# WRITTEN PROBLEM
Find how many lines hold the word "JSON". Give only the number.

(Dataset excerpt)
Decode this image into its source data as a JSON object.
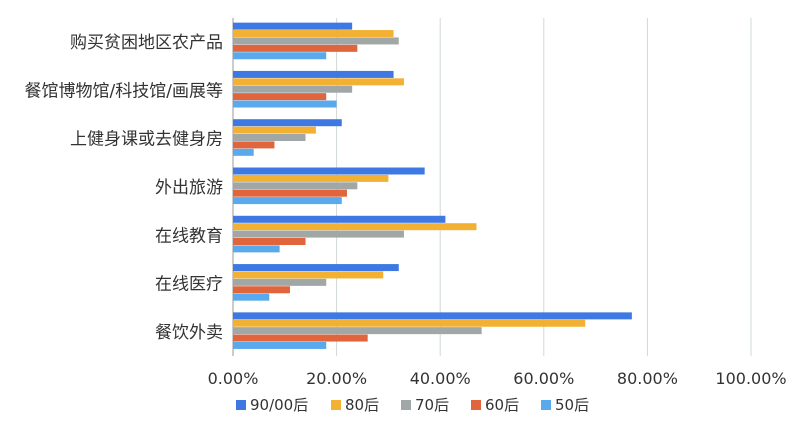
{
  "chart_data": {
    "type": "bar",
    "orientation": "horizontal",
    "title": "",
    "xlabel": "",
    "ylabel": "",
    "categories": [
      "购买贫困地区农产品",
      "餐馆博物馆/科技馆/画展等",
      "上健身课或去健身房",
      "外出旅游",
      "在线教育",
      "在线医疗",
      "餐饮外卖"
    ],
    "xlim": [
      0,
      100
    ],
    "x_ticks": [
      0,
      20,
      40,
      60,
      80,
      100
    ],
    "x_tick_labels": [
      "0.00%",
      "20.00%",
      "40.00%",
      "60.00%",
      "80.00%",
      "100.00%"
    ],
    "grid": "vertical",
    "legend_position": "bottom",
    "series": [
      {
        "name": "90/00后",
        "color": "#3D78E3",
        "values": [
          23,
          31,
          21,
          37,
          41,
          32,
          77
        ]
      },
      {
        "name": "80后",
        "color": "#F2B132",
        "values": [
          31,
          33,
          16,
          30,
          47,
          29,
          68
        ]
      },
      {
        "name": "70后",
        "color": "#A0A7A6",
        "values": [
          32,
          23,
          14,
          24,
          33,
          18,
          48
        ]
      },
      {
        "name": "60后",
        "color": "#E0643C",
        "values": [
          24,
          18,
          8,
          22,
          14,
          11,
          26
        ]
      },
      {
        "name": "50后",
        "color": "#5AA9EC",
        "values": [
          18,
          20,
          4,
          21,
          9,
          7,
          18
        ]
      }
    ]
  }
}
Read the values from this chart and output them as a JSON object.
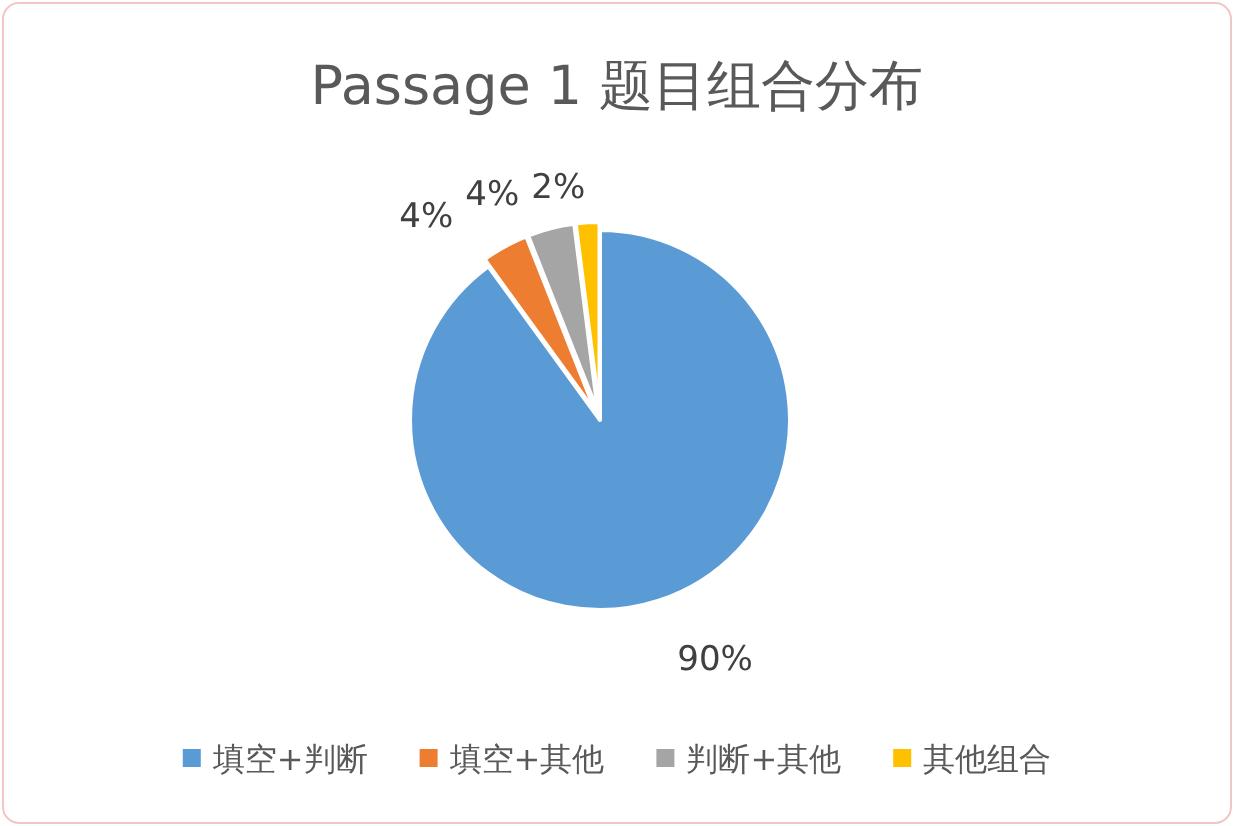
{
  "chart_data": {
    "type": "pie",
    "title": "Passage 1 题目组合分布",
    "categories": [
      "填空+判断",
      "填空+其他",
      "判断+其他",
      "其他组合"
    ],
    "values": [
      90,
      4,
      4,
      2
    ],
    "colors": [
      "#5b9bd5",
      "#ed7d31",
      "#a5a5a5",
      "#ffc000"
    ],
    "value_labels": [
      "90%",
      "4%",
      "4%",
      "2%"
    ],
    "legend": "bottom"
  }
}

---

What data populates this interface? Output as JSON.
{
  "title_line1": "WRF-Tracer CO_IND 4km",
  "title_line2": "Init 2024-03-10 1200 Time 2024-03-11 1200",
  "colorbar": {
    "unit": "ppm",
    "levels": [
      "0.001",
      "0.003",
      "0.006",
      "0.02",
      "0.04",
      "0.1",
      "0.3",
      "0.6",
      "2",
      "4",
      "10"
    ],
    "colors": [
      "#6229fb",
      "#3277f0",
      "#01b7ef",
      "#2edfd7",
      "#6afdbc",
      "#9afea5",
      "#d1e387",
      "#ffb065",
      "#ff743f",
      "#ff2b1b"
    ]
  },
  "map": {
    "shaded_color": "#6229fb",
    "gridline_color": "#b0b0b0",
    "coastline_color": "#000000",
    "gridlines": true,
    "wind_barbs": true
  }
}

---

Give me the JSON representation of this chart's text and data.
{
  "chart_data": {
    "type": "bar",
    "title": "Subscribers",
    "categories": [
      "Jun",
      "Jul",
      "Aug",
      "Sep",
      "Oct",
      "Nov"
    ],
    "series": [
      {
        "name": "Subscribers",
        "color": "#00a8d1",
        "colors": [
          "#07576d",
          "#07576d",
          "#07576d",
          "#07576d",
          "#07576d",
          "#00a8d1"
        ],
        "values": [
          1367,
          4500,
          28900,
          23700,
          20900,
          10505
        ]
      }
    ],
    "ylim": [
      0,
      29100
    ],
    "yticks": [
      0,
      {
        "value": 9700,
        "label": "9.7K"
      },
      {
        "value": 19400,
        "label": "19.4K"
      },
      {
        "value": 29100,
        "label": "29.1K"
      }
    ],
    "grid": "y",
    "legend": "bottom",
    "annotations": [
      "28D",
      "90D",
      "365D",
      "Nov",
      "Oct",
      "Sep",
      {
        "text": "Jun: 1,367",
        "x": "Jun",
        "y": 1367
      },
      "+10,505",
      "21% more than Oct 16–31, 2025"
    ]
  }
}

# REPLY
4